+++ Information provided
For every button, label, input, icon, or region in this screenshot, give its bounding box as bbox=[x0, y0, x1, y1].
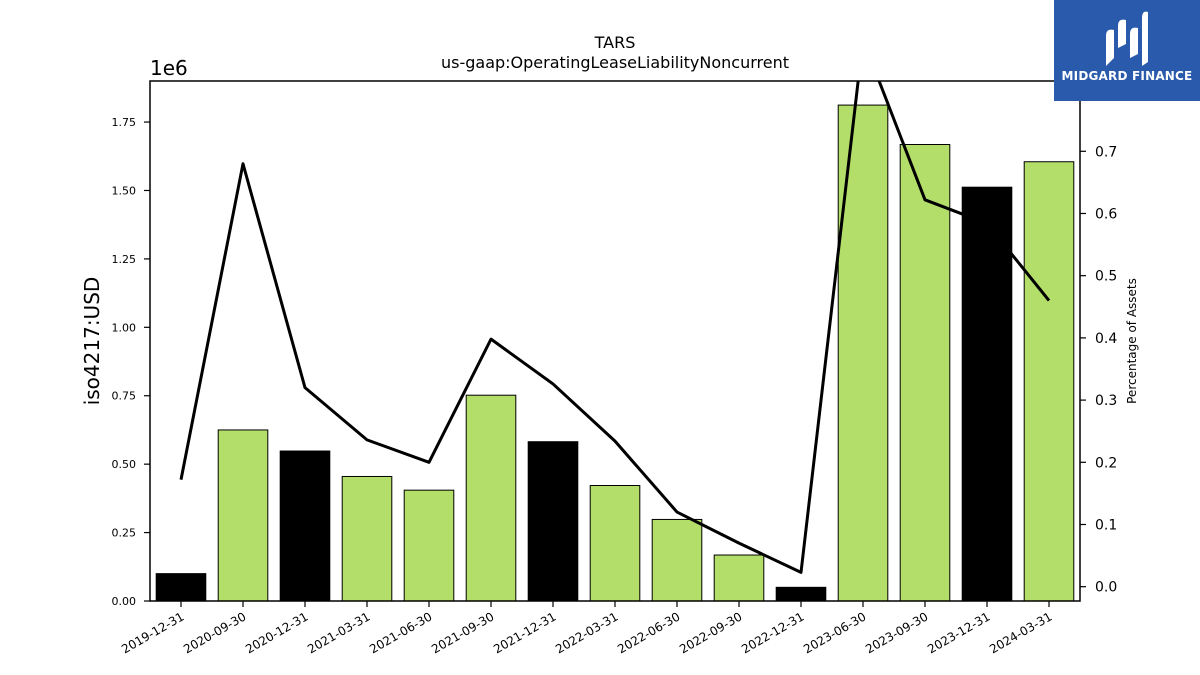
y2-tick-label: 0.6 bbox=[1095, 206, 1117, 222]
y-tick-label: 1.25 bbox=[112, 253, 137, 266]
y2-tick-label: 0.3 bbox=[1095, 393, 1117, 409]
bar bbox=[899, 143, 951, 601]
bar bbox=[465, 394, 517, 601]
y-axis-label: iso4217:USD bbox=[80, 277, 104, 406]
bar-series bbox=[155, 104, 1075, 601]
bar bbox=[527, 441, 579, 601]
y2-tick-label: 0.0 bbox=[1095, 580, 1117, 596]
bar bbox=[651, 518, 703, 601]
bar bbox=[403, 489, 455, 601]
x-tick-label: 2021-03-31 bbox=[305, 609, 372, 656]
bar bbox=[961, 186, 1013, 601]
y-tick-label: 0.75 bbox=[112, 390, 137, 403]
y2-tick-label: 0.5 bbox=[1095, 269, 1117, 285]
logo-text: MIDGARD FINANCE bbox=[1061, 69, 1193, 83]
logo-mark-icon bbox=[1106, 11, 1148, 67]
chart-title: TARS bbox=[594, 33, 636, 52]
y2-tick-label: 0.7 bbox=[1095, 144, 1117, 160]
line-series-group bbox=[179, 81, 1051, 574]
y-exponent-label: 1e6 bbox=[150, 56, 188, 80]
x-tick-label: 2022-12-31 bbox=[739, 609, 806, 656]
y-tick-label: 0.50 bbox=[112, 458, 137, 471]
x-tick-label: 2022-09-30 bbox=[677, 609, 744, 656]
y2-axis-label: Percentage of Assets bbox=[1125, 278, 1139, 404]
bar bbox=[279, 450, 331, 601]
x-tick-label: 2021-09-30 bbox=[429, 609, 496, 656]
bar bbox=[775, 586, 827, 601]
x-tick-label: 2021-06-30 bbox=[367, 609, 434, 656]
y2-tick-label: 0.1 bbox=[1095, 517, 1117, 533]
bar bbox=[713, 554, 765, 601]
y-tick-label: 1.00 bbox=[112, 321, 137, 334]
logo: MIDGARD FINANCE bbox=[1054, 0, 1200, 101]
x-tick-label: 2023-06-30 bbox=[801, 609, 868, 656]
x-tick-label: 2023-09-30 bbox=[863, 609, 930, 656]
y-tick-label: 1.75 bbox=[112, 116, 137, 129]
y-tick-label: 1.50 bbox=[112, 184, 137, 197]
x-tick-label: 2020-09-30 bbox=[181, 609, 248, 656]
chart-subtitle: us-gaap:OperatingLeaseLiabilityNoncurren… bbox=[441, 53, 789, 72]
x-tick-label: 2020-12-31 bbox=[243, 609, 310, 656]
x-tick-label: 2019-12-31 bbox=[119, 609, 186, 656]
x-tick-label: 2023-12-31 bbox=[925, 609, 992, 656]
x-tick-label: 2022-06-30 bbox=[615, 609, 682, 656]
x-tick-label: 2024-03-31 bbox=[987, 609, 1054, 656]
bar bbox=[1023, 161, 1075, 601]
bar bbox=[217, 429, 269, 601]
y-tick-label: 0.00 bbox=[112, 595, 137, 608]
y2-tick-label: 0.4 bbox=[1095, 331, 1117, 347]
x-tick-label: 2021-12-31 bbox=[491, 609, 558, 656]
y2-tick-label: 0.2 bbox=[1095, 455, 1117, 471]
bar bbox=[155, 573, 207, 601]
bar bbox=[589, 485, 641, 601]
bar bbox=[341, 475, 393, 601]
y-tick-label: 0.25 bbox=[112, 527, 137, 540]
line-series bbox=[179, 81, 1051, 574]
x-tick-label: 2022-03-31 bbox=[553, 609, 620, 656]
++++++
§ **Exercise**: Rewrite the lines above as a JSON list of strings, with one string for each line, and skip blank lines and pictures.

§ **The completed task**:
[
  "For every button, label, input, icon, or region in this screenshot, give its bounding box as bbox=[x0, y0, x1, y1].",
  "y2-tick-label: 0.6 bbox=[1095, 206, 1117, 222]",
  "y-tick-label: 1.25 bbox=[112, 253, 137, 266]",
  "y2-tick-label: 0.3 bbox=[1095, 393, 1117, 409]",
  "bar bbox=[899, 143, 951, 601]",
  "bar bbox=[465, 394, 517, 601]",
  "y-axis-label: iso4217:USD bbox=[80, 277, 104, 406]",
  "bar-series bbox=[155, 104, 1075, 601]",
  "bar bbox=[527, 441, 579, 601]",
  "y2-tick-label: 0.0 bbox=[1095, 580, 1117, 596]",
  "bar bbox=[651, 518, 703, 601]",
  "bar bbox=[403, 489, 455, 601]",
  "x-tick-label: 2021-03-31 bbox=[305, 609, 372, 656]",
  "bar bbox=[961, 186, 1013, 601]",
  "y-tick-label: 0.75 bbox=[112, 390, 137, 403]",
  "y2-tick-label: 0.5 bbox=[1095, 269, 1117, 285]",
  "logo-text: MIDGARD FINANCE bbox=[1061, 69, 1193, 83]",
  "logo-mark-icon bbox=[1106, 11, 1148, 67]",
  "chart-title: TARS bbox=[594, 33, 636, 52]",
  "y2-tick-label: 0.7 bbox=[1095, 144, 1117, 160]",
  "line-series-group bbox=[179, 81, 1051, 574]",
  "y-exponent-label: 1e6 bbox=[150, 56, 188, 80]",
  "x-tick-label: 2022-12-31 bbox=[739, 609, 806, 656]",
  "y-tick-label: 0.50 bbox=[112, 458, 137, 471]",
  "x-tick-label: 2022-09-30 bbox=[677, 609, 744, 656]",
  "y2-axis-label: Percentage of Assets bbox=[1125, 278, 1139, 404]",
  "bar bbox=[279, 450, 331, 601]",
  "x-tick-label: 2021-09-30 bbox=[429, 609, 496, 656]",
  "bar bbox=[775, 586, 827, 601]",
  "x-tick-label: 2021-06-30 bbox=[367, 609, 434, 656]",
  "y2-tick-label: 0.1 bbox=[1095, 517, 1117, 533]",
  "bar bbox=[713, 554, 765, 601]",
  "y-tick-label: 1.00 bbox=[112, 321, 137, 334]",
  "logo: MIDGARD FINANCE bbox=[1054, 0, 1200, 101]",
  "x-tick-label: 2023-06-30 bbox=[801, 609, 868, 656]",
  "x-tick-label: 2023-09-30 bbox=[863, 609, 930, 656]",
  "y-tick-label: 1.75 bbox=[112, 116, 137, 129]",
  "y-tick-label: 1.50 bbox=[112, 184, 137, 197]",
  "x-tick-label: 2020-09-30 bbox=[181, 609, 248, 656]",
  "chart-subtitle: us-gaap:OperatingLeaseLiabilityNoncurren… bbox=[441, 53, 789, 72]",
  "x-tick-label: 2020-12-31 bbox=[243, 609, 310, 656]",
  "x-tick-label: 2019-12-31 bbox=[119, 609, 186, 656]",
  "x-tick-label: 2023-12-31 bbox=[925, 609, 992, 656]",
  "x-tick-label: 2022-06-30 bbox=[615, 609, 682, 656]",
  "x-tick-label: 2024-03-31 bbox=[987, 609, 1054, 656]",
  "bar bbox=[1023, 161, 1075, 601]",
  "bar bbox=[217, 429, 269, 601]",
  "y-tick-label: 0.00 bbox=[112, 595, 137, 608]",
  "y2-tick-label: 0.4 bbox=[1095, 331, 1117, 347]",
  "x-tick-label: 2021-12-31 bbox=[491, 609, 558, 656]",
  "y2-tick-label: 0.2 bbox=[1095, 455, 1117, 471]",
  "bar bbox=[155, 573, 207, 601]",
  "bar bbox=[589, 485, 641, 601]",
  "bar bbox=[341, 475, 393, 601]",
  "y-tick-label: 0.25 bbox=[112, 527, 137, 540]",
  "line-series bbox=[179, 81, 1051, 574]",
  "x-tick-label: 2022-03-31 bbox=[553, 609, 620, 656]"
]